• The request: Gather all lines with "регулиране" from the records.

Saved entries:
_ _ _ _ _ _ _

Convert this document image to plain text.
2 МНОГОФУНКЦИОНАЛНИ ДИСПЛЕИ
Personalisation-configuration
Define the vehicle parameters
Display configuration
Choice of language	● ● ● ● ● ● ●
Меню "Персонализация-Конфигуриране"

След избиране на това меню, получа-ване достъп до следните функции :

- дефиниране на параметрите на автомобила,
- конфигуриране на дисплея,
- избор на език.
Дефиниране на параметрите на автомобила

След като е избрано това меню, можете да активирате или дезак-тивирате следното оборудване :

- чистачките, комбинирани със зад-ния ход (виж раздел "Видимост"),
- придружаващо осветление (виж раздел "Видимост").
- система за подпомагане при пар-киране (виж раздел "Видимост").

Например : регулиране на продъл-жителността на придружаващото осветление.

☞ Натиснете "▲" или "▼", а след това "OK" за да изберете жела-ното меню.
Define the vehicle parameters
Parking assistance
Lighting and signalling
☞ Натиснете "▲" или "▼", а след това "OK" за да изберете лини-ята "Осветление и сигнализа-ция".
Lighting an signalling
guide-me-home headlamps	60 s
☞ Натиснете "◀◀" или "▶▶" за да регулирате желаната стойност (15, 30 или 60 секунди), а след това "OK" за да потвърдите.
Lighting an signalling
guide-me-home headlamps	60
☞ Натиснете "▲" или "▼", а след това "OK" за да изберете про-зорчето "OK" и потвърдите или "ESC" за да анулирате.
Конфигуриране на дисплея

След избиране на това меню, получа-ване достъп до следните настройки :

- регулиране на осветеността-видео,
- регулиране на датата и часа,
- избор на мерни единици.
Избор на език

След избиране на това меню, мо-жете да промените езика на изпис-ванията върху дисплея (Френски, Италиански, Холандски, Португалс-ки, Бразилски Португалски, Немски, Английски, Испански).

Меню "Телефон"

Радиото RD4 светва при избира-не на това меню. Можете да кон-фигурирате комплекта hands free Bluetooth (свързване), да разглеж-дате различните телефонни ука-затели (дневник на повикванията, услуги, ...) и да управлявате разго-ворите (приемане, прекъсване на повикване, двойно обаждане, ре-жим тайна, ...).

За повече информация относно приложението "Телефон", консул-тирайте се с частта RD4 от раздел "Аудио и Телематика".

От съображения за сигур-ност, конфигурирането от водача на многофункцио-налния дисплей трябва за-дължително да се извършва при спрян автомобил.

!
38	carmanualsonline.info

_ _ _ _ _ _ _

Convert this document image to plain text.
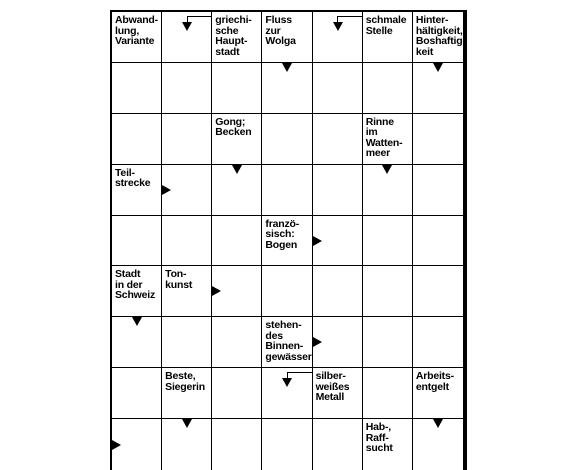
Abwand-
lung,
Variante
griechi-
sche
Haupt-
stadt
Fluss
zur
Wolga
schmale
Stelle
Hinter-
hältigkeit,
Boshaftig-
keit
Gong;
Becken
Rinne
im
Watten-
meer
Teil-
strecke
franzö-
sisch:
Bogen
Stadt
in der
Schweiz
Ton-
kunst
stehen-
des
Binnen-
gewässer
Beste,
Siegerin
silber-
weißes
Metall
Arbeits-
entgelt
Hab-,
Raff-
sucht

_ _ _ _ _ _ _

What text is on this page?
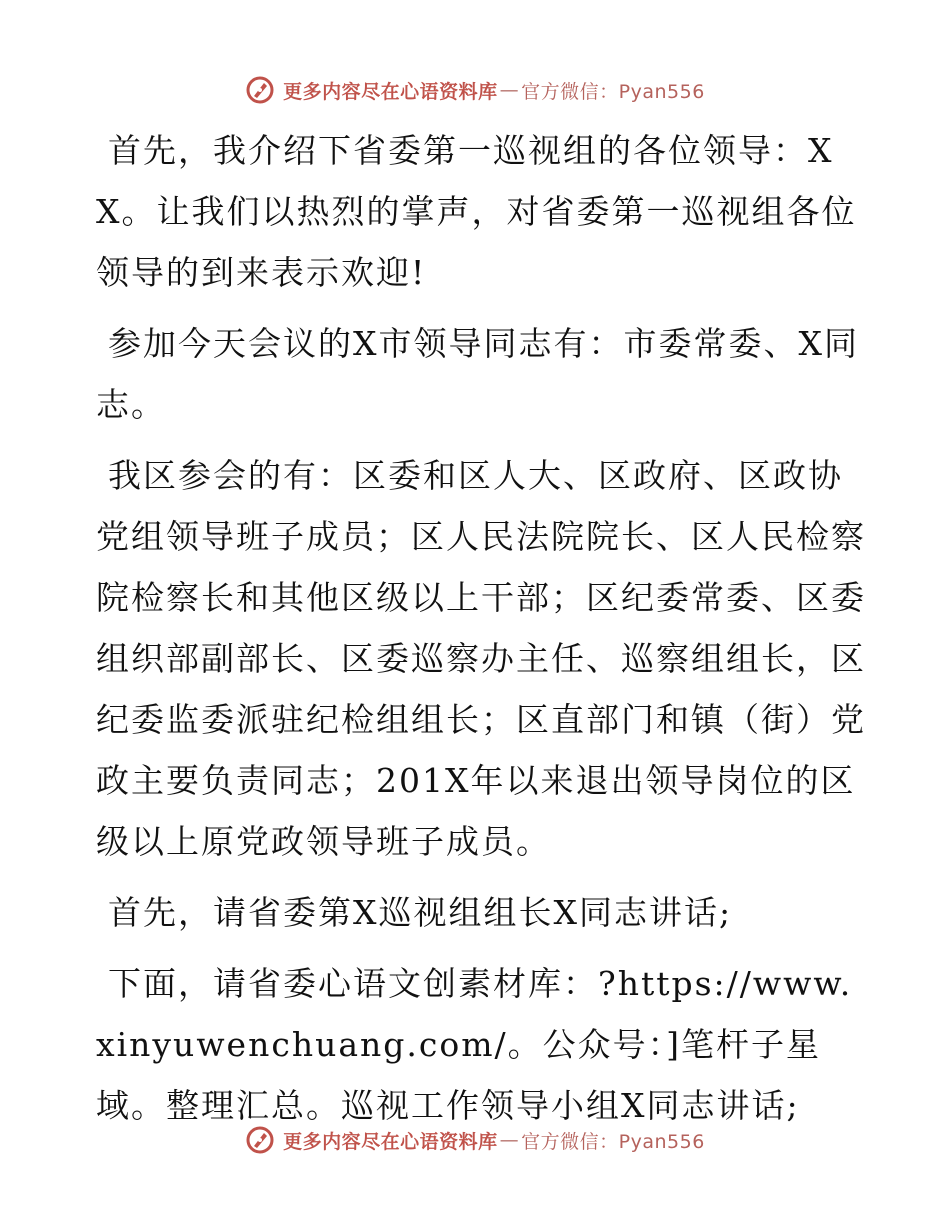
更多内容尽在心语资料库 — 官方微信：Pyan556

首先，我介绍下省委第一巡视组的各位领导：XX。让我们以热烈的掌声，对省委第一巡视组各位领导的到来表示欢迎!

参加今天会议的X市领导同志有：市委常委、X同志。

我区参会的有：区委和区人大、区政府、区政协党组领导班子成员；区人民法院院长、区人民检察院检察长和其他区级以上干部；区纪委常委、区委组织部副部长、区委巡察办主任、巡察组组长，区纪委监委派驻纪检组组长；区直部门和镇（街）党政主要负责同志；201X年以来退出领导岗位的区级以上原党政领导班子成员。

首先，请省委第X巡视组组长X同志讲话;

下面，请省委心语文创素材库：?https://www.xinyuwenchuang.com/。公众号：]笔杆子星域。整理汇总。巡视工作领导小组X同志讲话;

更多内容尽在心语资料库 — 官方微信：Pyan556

_ _ _ _ _ _ _

• Result for this exercise:
Например : регулиране на продъл-жителността на придружаващото осветление.
- регулиране на осветеността-видео,
- регулиране на датата и часа,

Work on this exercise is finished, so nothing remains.